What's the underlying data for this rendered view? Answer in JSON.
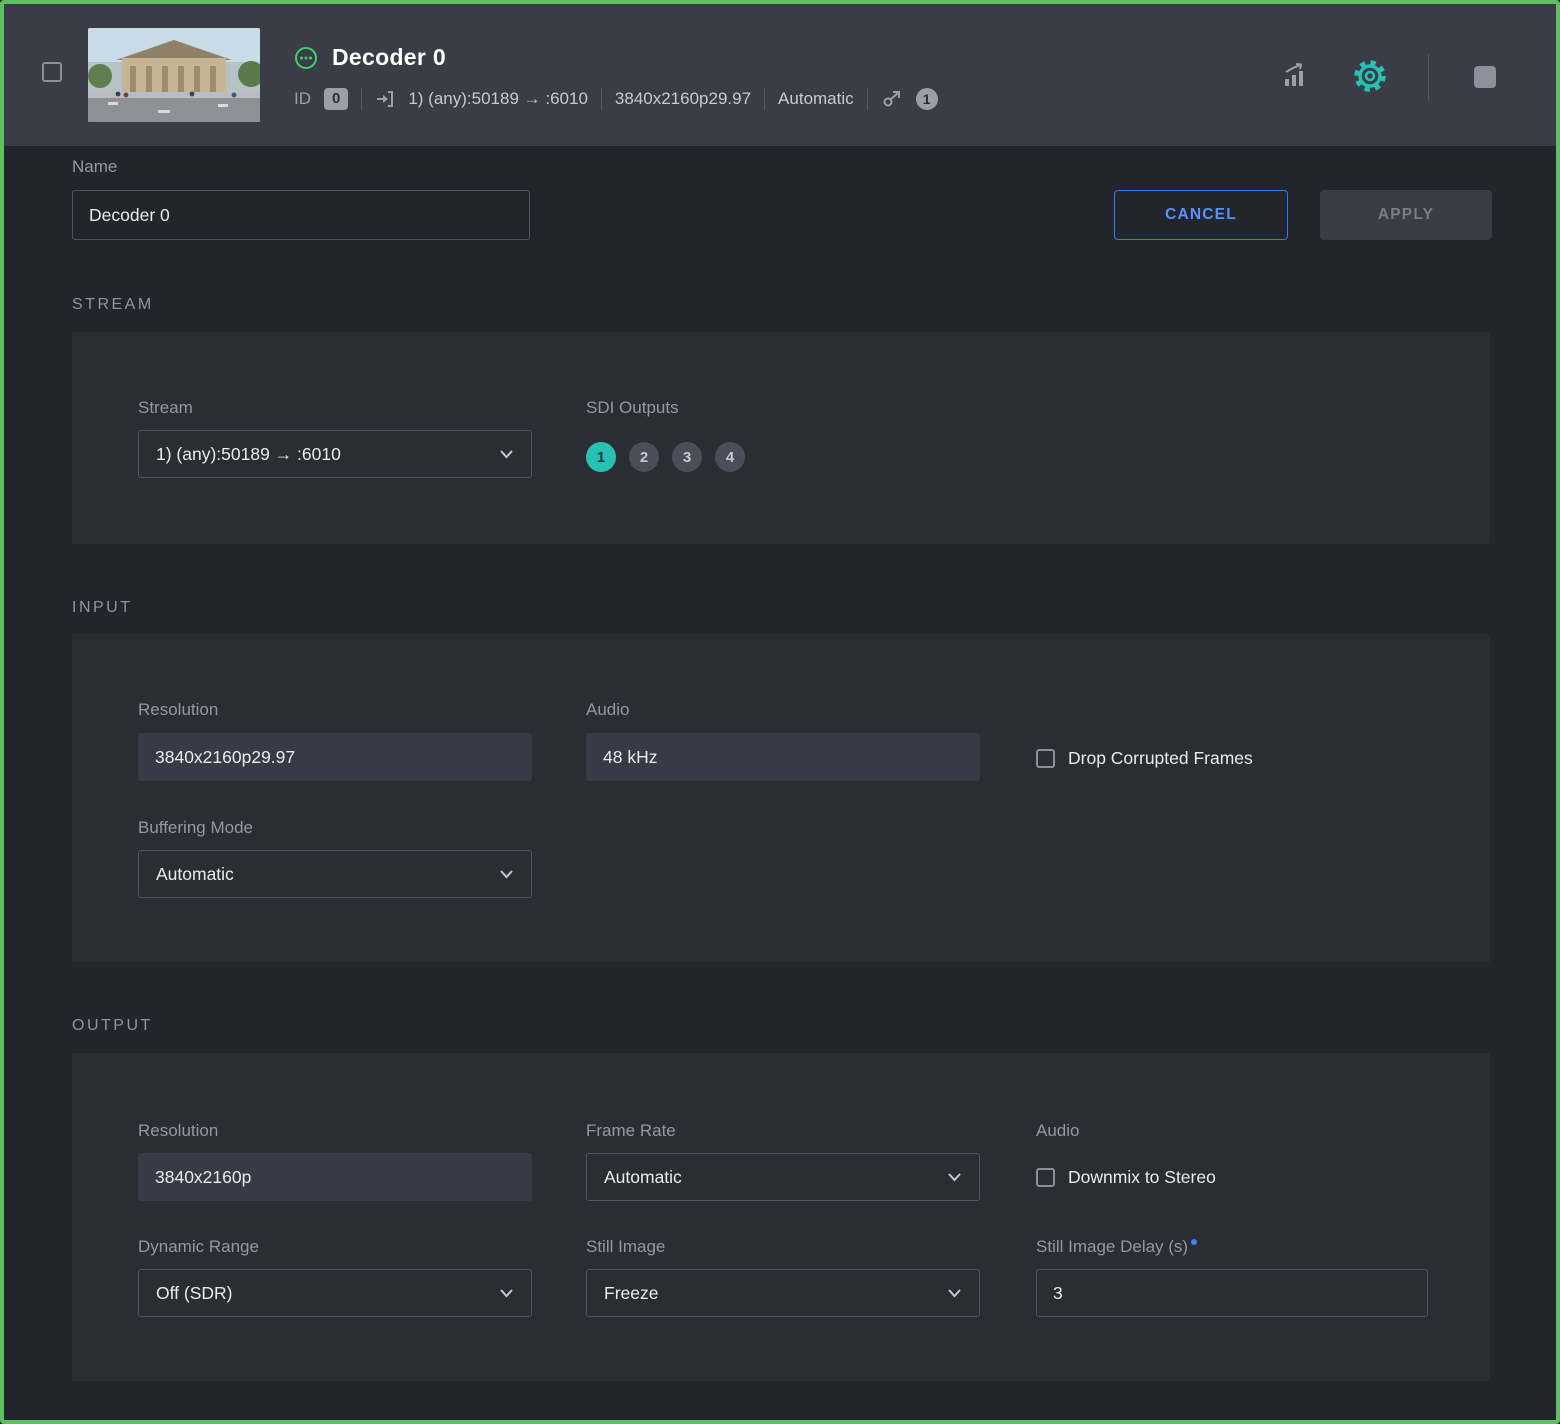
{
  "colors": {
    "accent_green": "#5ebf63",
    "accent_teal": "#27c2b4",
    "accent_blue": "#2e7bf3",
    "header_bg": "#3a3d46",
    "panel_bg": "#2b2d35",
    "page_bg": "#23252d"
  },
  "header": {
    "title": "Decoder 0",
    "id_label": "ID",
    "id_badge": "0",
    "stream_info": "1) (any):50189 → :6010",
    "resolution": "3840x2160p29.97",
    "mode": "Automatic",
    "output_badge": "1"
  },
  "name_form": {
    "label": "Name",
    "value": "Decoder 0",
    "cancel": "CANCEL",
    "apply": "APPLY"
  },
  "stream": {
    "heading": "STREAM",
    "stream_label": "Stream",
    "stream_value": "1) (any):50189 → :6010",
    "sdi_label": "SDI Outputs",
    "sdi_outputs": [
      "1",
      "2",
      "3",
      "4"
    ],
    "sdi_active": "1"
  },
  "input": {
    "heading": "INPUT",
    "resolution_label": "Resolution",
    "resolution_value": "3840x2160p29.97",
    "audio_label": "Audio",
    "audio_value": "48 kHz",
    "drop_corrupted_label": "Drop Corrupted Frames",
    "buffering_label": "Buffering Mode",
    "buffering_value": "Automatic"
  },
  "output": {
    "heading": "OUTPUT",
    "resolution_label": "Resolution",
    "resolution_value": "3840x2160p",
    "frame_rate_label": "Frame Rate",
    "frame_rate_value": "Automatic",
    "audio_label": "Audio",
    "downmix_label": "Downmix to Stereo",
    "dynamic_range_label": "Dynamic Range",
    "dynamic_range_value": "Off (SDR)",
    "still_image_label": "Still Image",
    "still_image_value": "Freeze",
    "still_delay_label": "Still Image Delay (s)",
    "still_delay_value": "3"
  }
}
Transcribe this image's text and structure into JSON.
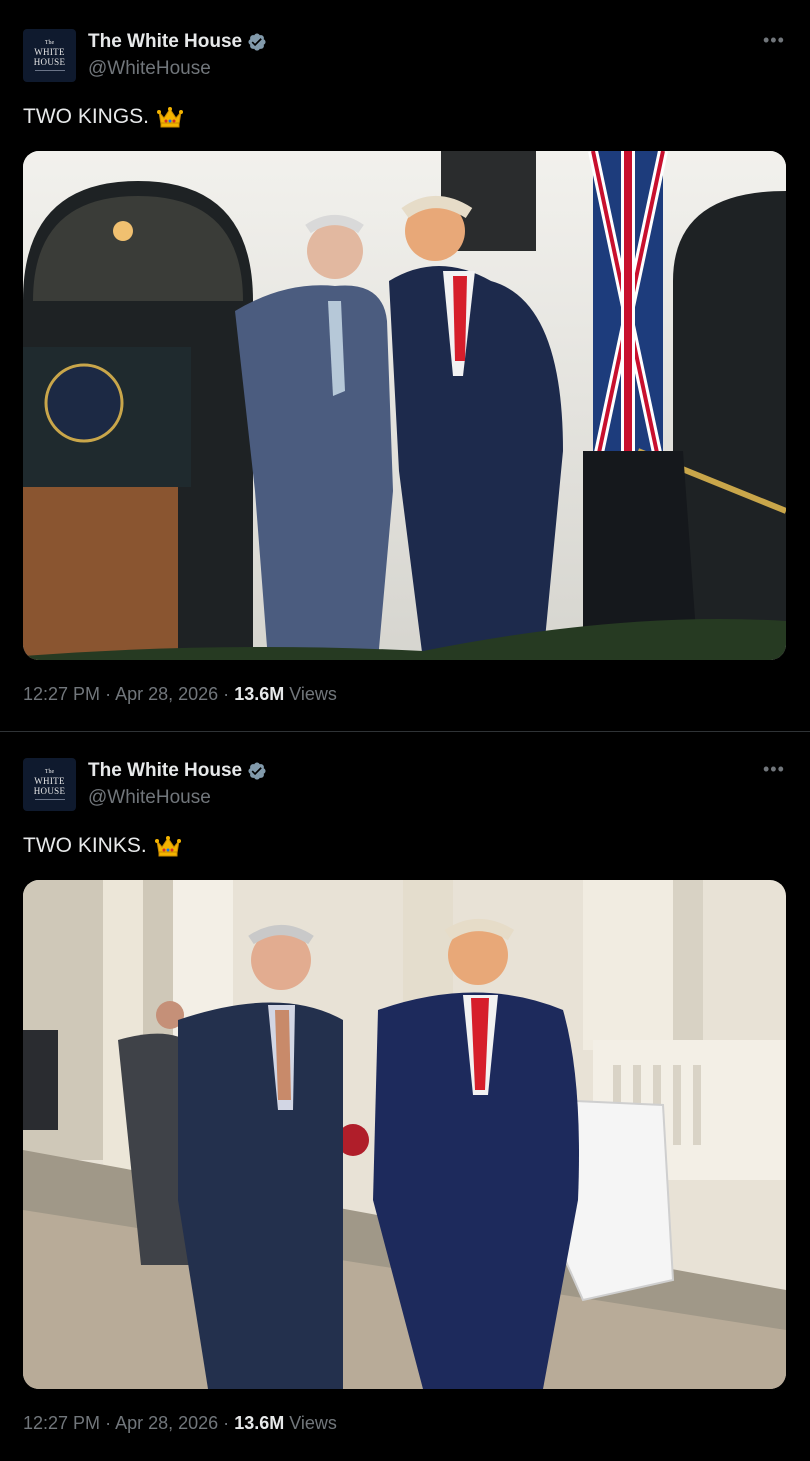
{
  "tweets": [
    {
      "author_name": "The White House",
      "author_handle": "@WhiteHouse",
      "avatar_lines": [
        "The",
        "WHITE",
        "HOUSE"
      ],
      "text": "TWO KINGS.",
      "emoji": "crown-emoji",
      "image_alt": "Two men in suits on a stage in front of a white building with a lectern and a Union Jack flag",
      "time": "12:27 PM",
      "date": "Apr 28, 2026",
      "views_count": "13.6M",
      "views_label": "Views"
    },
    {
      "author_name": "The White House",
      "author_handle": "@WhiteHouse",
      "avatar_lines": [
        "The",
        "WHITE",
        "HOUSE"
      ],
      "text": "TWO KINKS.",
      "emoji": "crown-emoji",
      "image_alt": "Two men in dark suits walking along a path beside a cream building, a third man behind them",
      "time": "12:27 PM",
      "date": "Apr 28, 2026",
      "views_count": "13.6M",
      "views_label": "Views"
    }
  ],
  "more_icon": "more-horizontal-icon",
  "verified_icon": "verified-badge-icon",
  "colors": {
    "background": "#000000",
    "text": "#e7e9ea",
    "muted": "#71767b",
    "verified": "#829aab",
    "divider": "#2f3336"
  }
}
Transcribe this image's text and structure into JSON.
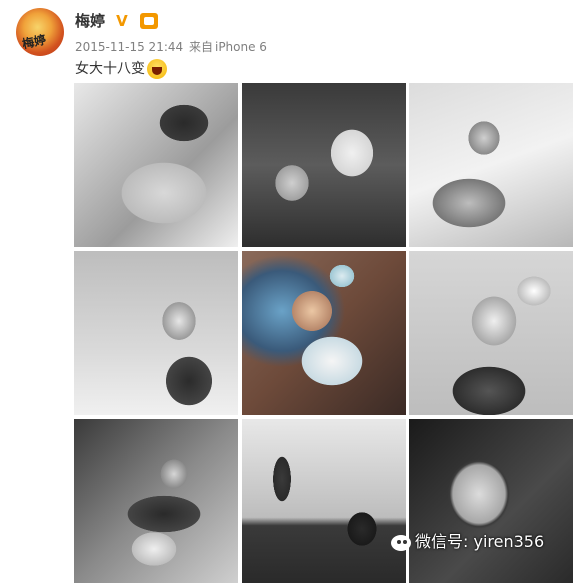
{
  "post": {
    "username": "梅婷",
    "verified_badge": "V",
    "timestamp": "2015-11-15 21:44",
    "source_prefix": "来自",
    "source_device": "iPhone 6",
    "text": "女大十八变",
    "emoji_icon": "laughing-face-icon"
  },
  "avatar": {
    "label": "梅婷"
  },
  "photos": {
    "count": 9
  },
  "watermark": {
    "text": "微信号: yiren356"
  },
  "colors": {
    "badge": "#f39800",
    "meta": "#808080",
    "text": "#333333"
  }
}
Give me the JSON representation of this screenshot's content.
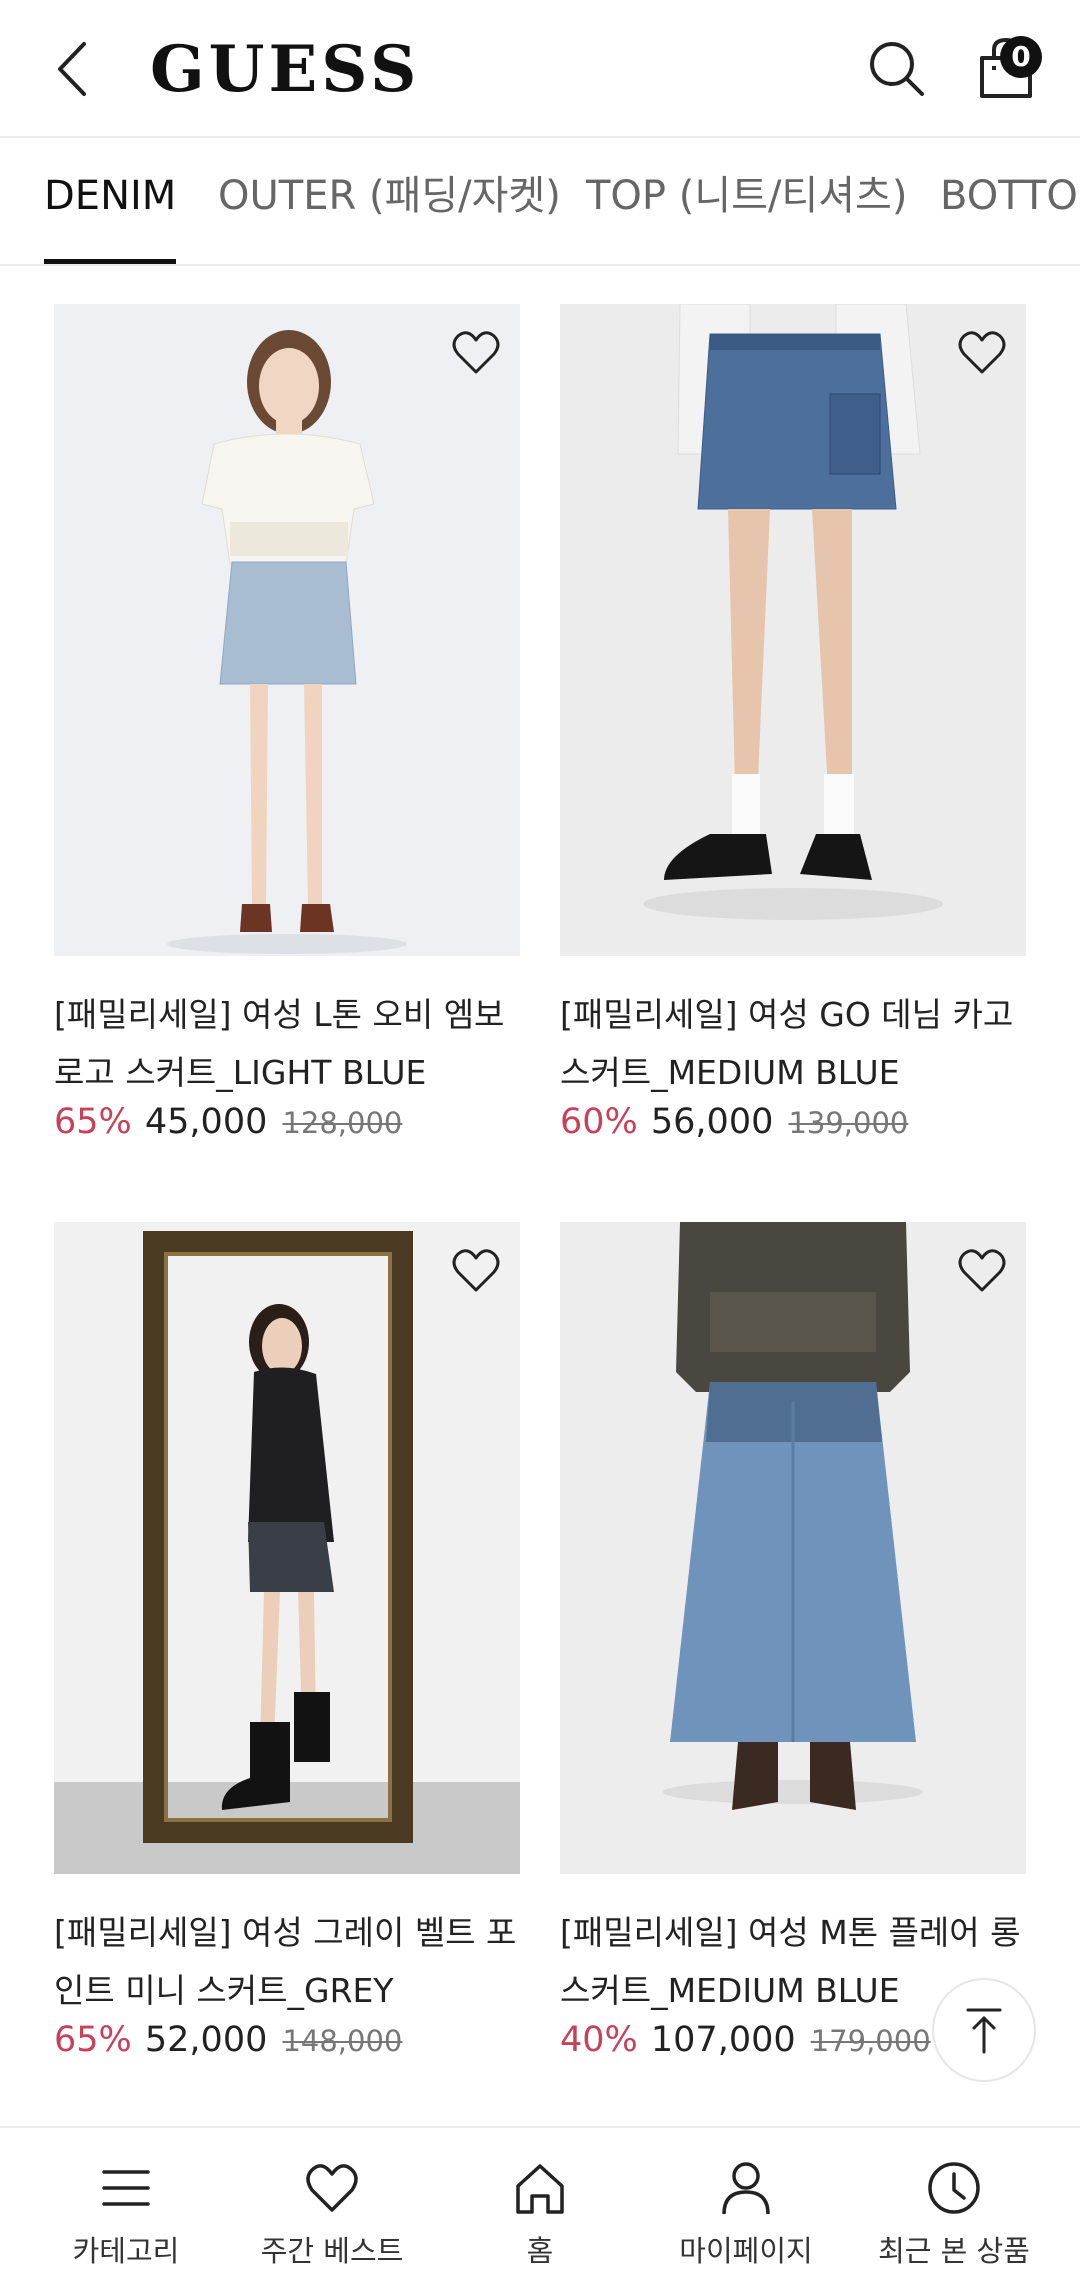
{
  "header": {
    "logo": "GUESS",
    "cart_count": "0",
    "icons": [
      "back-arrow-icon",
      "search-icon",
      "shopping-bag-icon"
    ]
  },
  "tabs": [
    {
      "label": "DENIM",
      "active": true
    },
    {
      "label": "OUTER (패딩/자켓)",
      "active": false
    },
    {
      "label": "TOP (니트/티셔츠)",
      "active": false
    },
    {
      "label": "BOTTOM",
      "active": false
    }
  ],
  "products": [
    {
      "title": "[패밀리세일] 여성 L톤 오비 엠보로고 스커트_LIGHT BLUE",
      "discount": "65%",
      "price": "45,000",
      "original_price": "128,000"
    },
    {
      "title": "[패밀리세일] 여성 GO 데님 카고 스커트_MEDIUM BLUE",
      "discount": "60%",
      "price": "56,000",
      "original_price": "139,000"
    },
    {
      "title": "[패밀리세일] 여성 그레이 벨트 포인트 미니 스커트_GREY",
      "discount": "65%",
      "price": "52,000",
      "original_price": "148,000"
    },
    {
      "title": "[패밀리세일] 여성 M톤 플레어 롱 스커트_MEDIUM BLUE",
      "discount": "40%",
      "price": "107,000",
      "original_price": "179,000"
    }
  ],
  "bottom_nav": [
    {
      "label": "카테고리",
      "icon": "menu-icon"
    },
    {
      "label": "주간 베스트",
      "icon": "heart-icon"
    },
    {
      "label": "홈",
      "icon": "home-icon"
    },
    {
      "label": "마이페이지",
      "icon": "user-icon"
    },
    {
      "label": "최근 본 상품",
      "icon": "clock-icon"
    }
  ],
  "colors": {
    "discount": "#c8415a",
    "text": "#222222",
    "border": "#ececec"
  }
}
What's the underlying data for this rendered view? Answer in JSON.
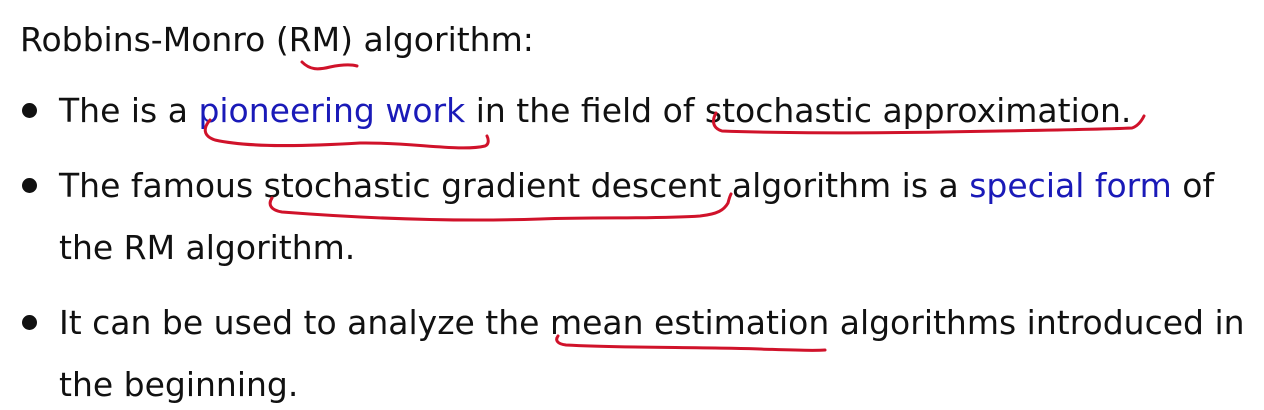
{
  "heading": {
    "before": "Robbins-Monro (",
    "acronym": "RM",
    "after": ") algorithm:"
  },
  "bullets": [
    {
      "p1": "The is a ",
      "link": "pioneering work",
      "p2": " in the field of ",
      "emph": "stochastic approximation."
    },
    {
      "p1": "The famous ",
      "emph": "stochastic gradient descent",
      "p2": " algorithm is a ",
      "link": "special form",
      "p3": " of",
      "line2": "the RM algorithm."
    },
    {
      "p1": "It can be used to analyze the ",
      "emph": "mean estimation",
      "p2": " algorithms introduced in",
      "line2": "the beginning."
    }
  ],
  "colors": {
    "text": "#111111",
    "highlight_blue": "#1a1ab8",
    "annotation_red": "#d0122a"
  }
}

*****

*Given instruction:* Copy each line from the records above that includes the string "suits".

*Response:*
      "image_alt": "Two men in suits on a stage in front of a white building with a lectern and a Union Jack flag",
      "image_alt": "Two men in dark suits walking along a path beside a cream building, a third man behind them",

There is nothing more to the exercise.